Entries from a dataset
-- -- --

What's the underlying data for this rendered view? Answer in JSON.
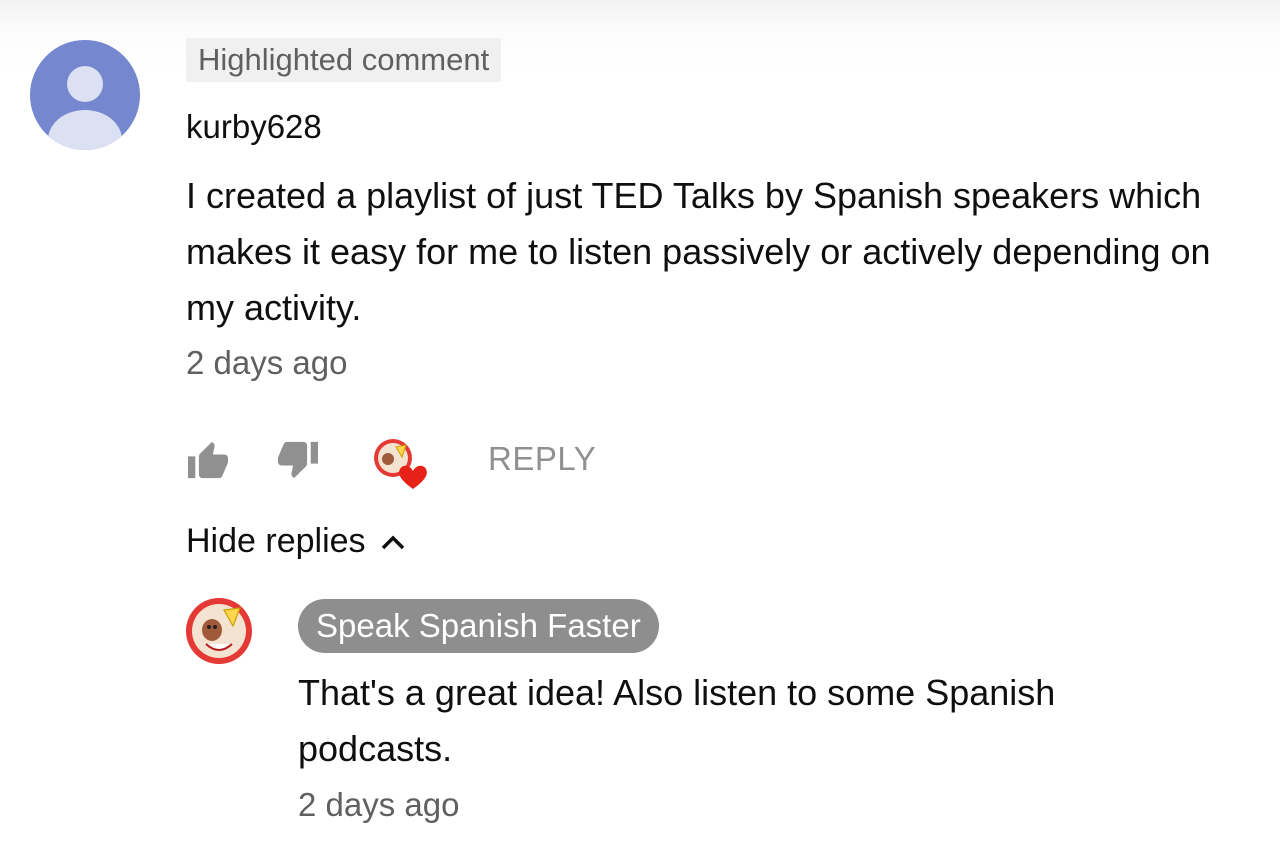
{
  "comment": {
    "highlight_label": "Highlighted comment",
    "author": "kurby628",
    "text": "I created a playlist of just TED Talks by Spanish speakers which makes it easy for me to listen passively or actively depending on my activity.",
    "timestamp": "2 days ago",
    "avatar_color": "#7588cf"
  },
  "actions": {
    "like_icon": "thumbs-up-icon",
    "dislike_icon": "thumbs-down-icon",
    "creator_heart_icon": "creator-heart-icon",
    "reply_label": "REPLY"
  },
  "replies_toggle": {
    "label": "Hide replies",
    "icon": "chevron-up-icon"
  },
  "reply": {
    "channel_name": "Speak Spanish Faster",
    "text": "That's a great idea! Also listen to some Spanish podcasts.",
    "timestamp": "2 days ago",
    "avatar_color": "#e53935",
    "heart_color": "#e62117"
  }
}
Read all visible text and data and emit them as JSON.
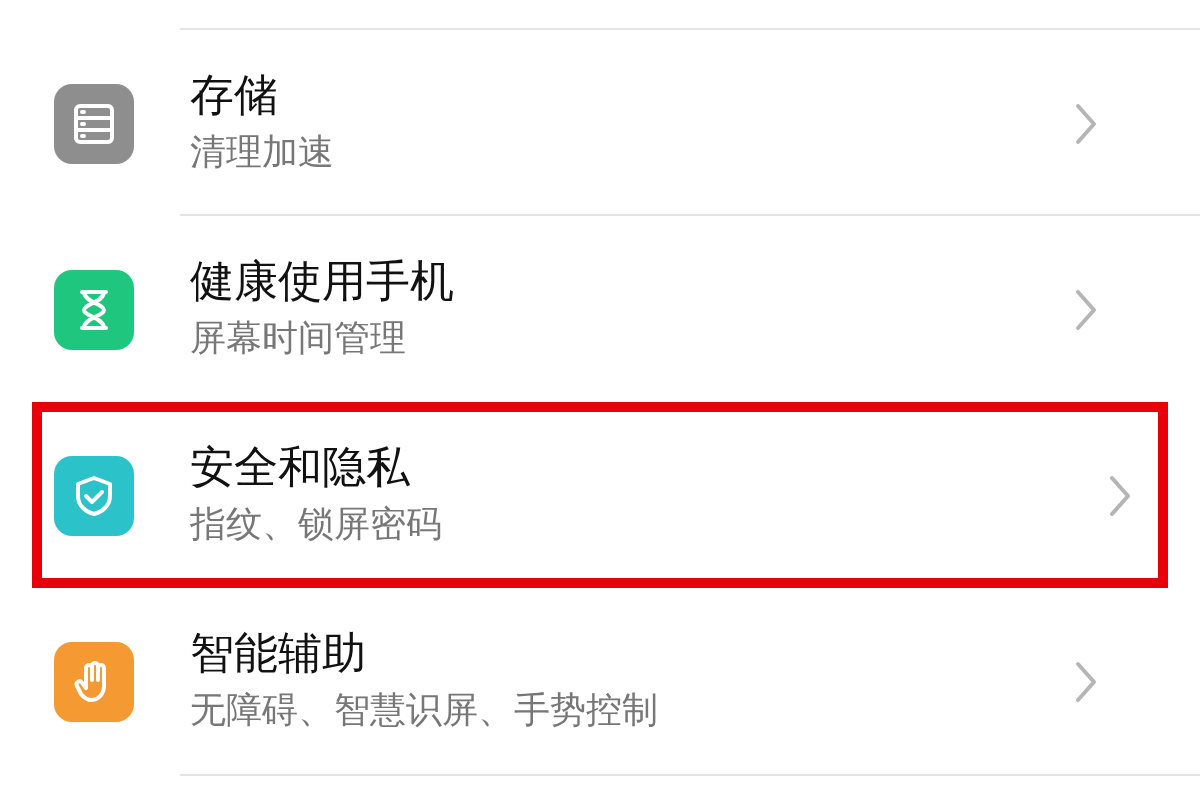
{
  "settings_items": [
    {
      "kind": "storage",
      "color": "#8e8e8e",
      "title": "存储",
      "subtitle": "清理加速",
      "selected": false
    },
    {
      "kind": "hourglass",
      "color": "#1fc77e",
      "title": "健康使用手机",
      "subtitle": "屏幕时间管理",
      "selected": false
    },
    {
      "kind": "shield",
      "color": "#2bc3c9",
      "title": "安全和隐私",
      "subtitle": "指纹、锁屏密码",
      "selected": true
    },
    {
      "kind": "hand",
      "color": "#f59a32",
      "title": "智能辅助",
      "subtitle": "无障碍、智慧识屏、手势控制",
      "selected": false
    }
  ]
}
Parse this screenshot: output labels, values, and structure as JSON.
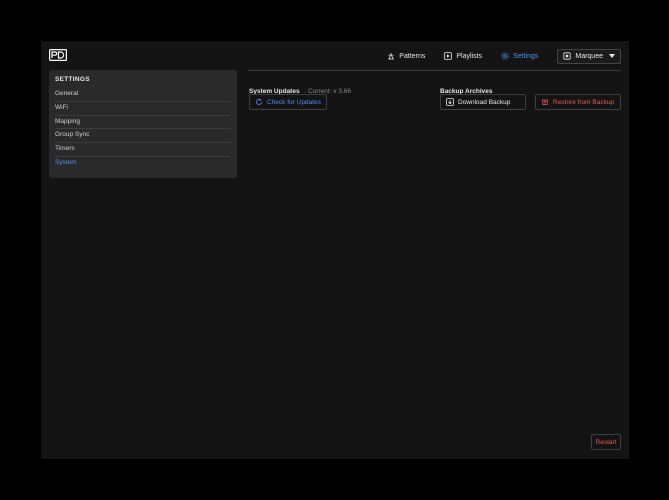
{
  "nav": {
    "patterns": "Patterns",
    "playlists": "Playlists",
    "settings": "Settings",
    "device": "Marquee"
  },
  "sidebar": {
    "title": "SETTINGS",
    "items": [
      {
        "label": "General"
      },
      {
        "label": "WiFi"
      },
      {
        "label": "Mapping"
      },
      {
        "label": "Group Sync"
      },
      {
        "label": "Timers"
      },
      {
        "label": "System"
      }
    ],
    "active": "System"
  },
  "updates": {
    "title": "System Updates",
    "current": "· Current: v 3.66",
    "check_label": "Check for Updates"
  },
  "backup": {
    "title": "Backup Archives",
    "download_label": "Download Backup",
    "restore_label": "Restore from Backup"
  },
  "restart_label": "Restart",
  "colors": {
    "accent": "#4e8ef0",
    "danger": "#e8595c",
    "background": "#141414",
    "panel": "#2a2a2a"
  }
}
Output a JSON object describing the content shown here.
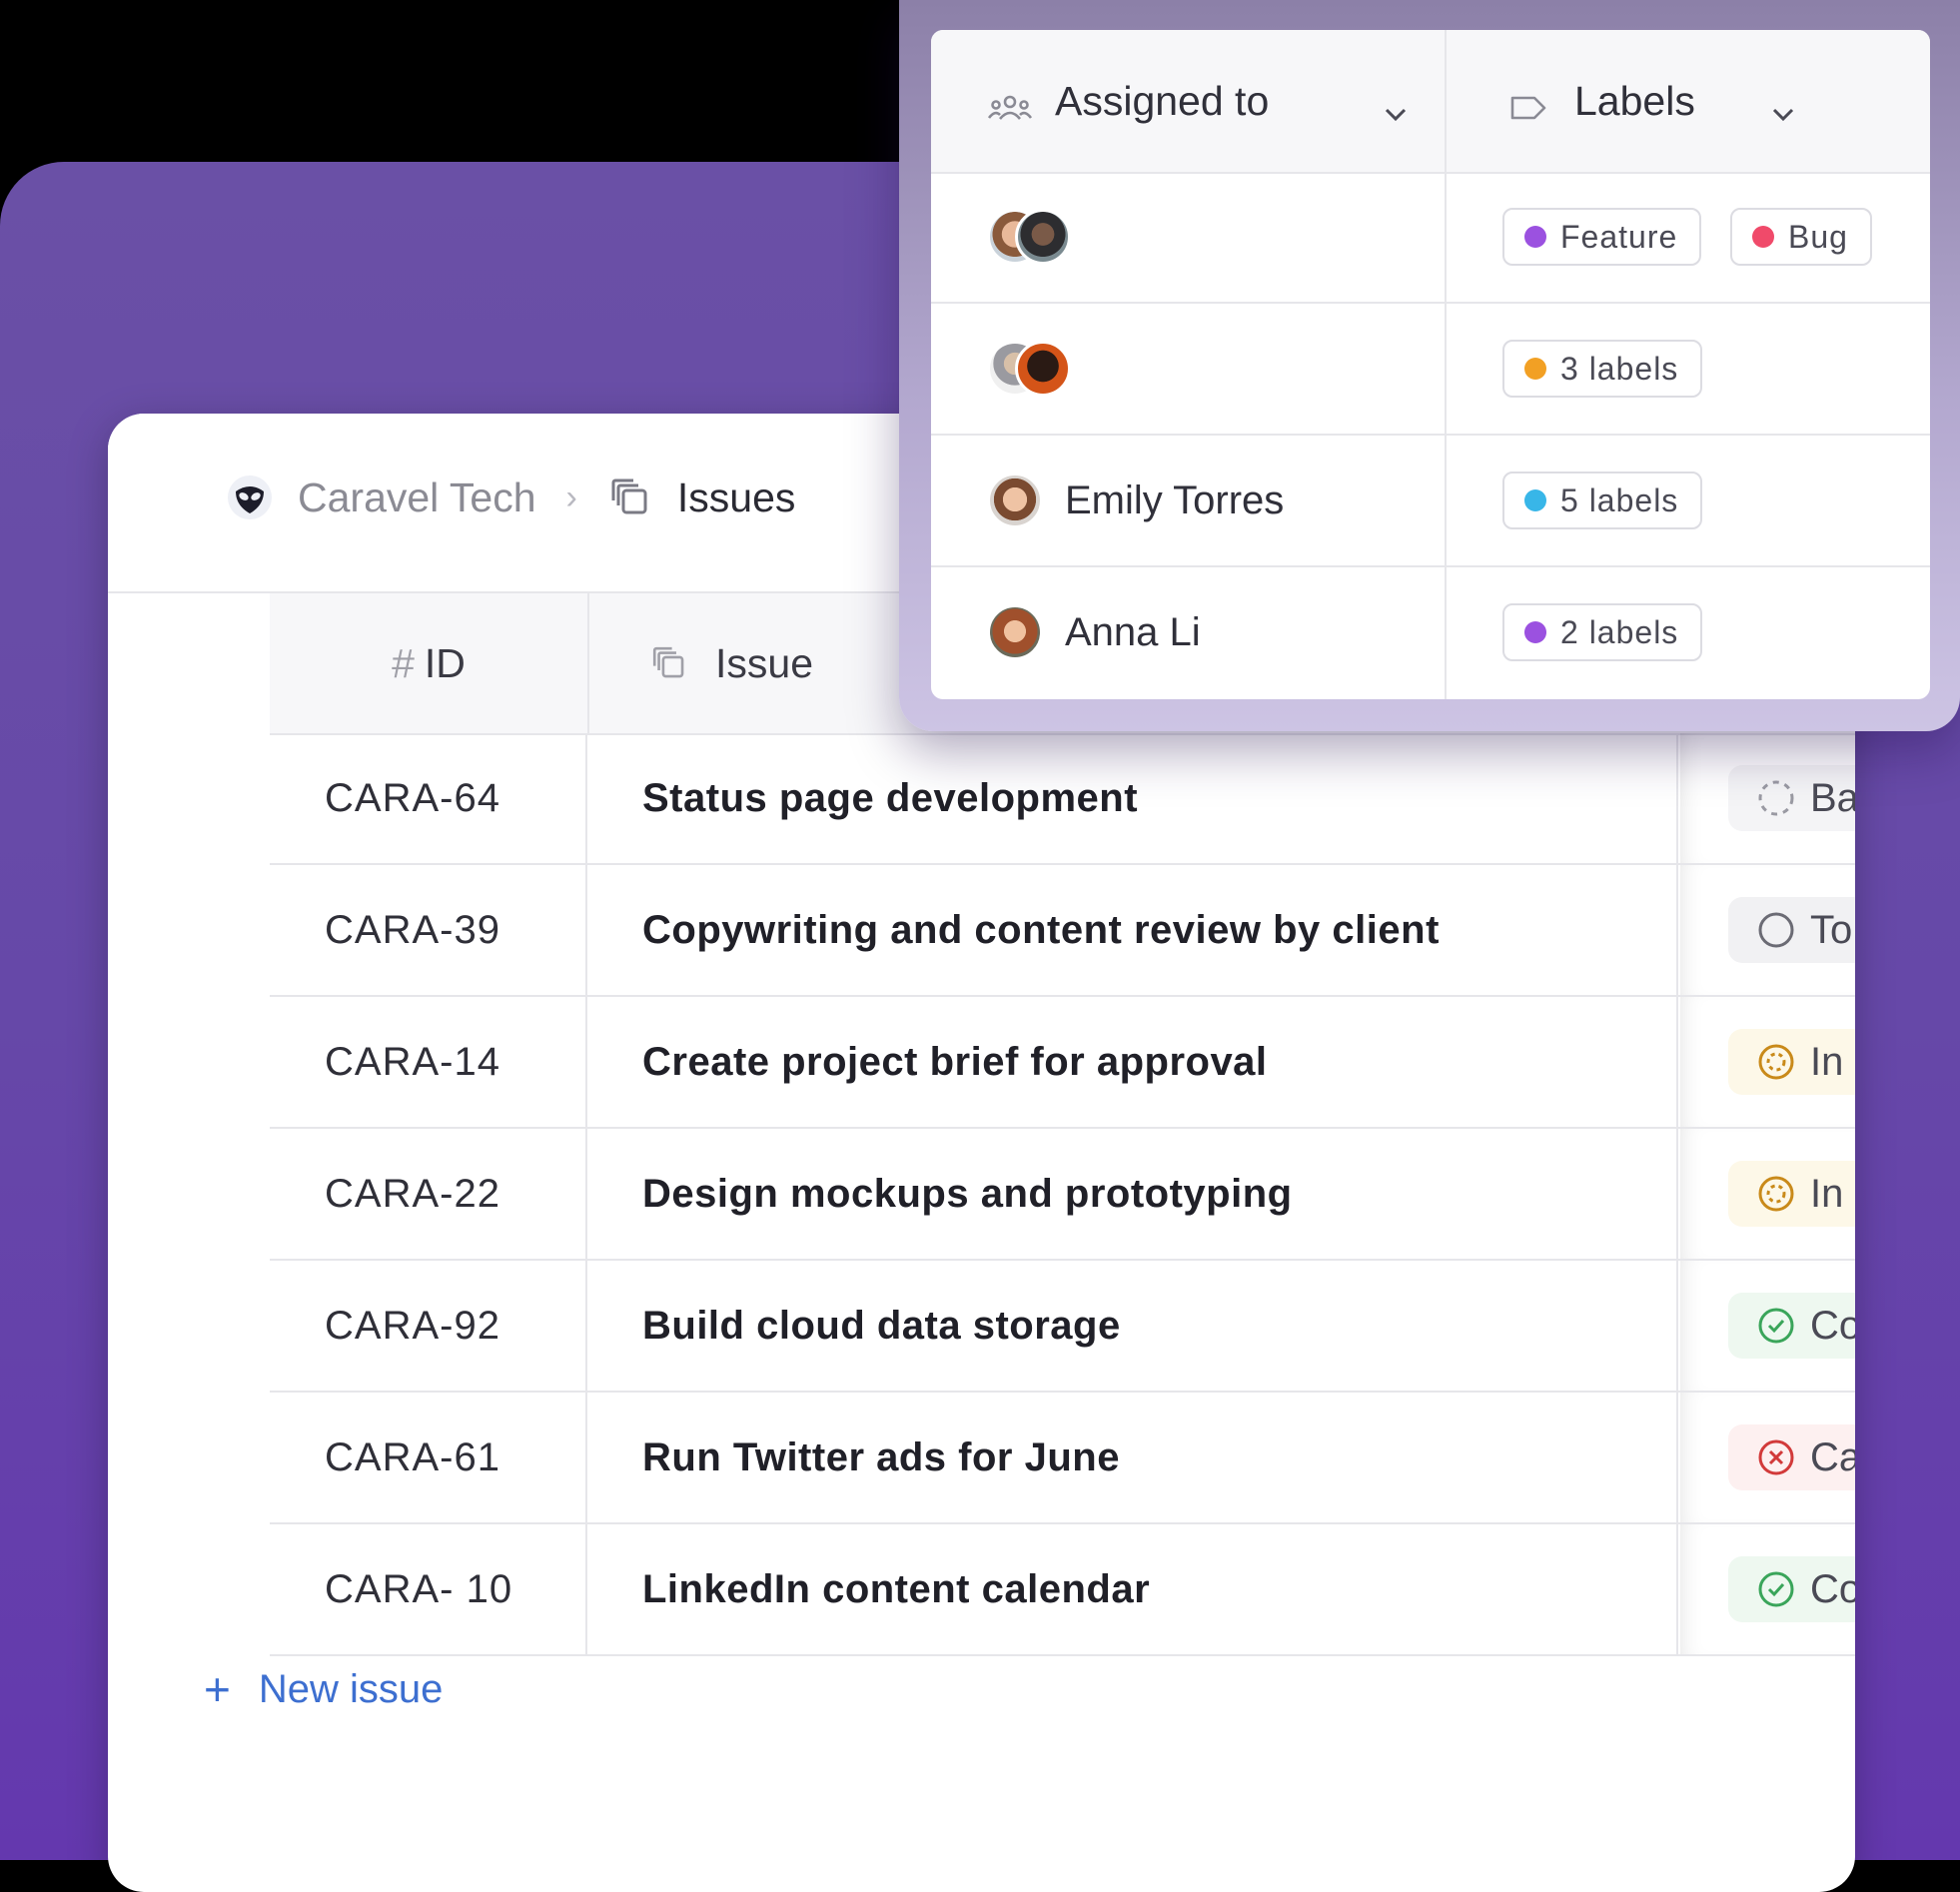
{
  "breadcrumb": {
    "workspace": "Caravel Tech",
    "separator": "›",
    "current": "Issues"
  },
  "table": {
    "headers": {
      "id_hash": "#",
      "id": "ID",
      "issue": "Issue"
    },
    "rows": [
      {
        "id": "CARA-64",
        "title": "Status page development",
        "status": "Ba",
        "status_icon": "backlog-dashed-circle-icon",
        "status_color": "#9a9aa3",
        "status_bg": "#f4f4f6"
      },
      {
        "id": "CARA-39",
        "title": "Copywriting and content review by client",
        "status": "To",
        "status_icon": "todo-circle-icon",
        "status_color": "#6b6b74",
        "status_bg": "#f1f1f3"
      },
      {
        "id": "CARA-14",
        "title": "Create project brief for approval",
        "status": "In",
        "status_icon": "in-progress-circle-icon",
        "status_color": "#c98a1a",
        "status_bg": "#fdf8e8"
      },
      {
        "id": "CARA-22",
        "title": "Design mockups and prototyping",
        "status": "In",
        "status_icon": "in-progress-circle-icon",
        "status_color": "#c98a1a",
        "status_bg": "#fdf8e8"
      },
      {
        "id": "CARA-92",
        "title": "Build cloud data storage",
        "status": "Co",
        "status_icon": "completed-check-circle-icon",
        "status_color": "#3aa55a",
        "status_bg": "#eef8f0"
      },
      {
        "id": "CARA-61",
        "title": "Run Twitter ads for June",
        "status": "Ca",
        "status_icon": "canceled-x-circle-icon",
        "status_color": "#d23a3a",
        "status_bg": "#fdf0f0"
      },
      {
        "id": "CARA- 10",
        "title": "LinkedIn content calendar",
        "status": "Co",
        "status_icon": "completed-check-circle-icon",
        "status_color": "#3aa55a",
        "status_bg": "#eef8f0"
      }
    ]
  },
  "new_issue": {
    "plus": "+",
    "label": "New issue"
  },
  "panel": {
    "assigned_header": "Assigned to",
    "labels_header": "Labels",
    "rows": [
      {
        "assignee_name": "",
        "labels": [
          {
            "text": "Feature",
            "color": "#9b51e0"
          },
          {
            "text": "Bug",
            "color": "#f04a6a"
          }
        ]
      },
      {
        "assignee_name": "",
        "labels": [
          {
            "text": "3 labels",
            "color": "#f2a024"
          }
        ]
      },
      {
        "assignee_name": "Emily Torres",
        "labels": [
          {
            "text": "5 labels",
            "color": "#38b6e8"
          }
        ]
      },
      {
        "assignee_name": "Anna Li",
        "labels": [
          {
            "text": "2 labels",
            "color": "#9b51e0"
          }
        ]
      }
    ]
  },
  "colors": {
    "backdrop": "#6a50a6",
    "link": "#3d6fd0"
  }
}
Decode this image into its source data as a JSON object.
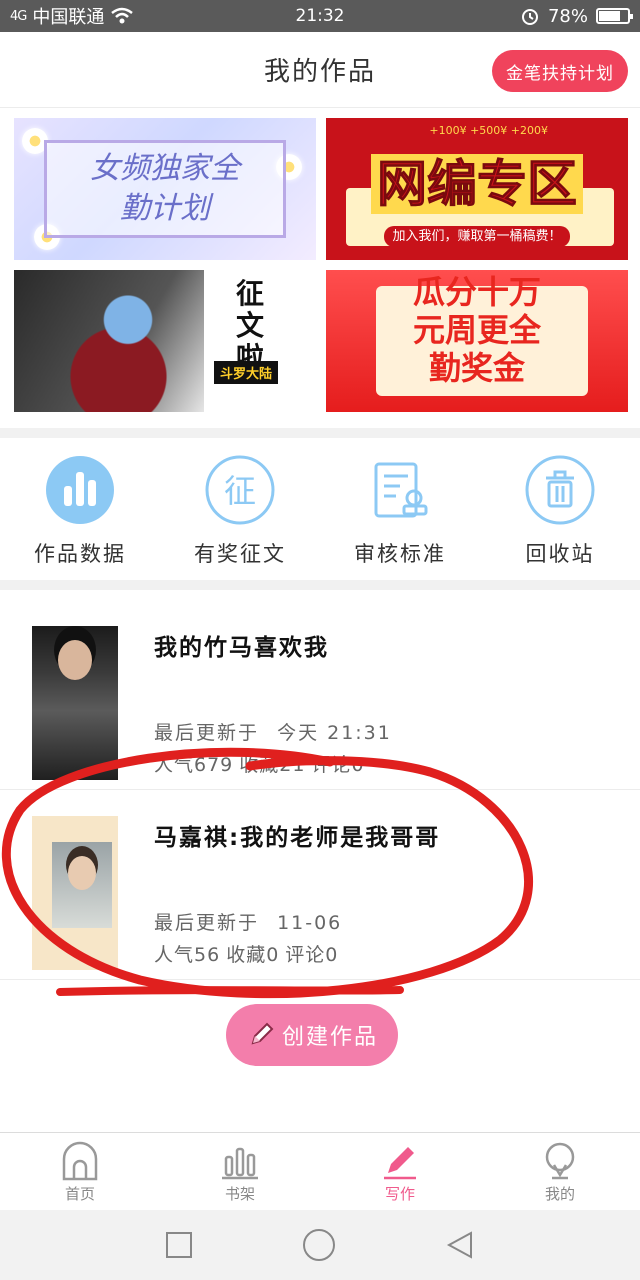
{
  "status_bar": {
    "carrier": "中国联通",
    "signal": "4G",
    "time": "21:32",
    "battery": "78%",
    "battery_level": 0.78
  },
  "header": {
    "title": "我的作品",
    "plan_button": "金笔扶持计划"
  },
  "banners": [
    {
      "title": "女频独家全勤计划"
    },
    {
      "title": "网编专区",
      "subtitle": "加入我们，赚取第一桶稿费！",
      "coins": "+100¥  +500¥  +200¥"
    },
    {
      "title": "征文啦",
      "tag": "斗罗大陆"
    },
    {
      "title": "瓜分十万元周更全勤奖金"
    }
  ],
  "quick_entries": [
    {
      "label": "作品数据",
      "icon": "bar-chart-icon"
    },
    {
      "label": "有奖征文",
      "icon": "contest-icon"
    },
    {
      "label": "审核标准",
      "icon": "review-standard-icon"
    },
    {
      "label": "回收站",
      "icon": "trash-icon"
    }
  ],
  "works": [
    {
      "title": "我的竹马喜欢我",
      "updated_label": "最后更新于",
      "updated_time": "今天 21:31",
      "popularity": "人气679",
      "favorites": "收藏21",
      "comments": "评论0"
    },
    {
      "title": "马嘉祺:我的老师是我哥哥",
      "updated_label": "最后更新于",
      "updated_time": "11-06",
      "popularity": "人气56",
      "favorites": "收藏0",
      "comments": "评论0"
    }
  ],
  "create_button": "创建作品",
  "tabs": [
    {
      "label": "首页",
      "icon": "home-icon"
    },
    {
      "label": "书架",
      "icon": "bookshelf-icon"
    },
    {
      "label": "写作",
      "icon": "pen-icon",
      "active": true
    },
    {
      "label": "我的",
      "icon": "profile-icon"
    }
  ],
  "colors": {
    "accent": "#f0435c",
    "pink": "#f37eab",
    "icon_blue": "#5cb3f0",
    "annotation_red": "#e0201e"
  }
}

-- -- --

**WHAT THE TASK ASKS**
Find the word "thumbs" and list each line it appears in.

**FINISHED EXERCISE**
    "like_icon": "thumbs-up-icon",
    "dislike_icon": "thumbs-down-icon",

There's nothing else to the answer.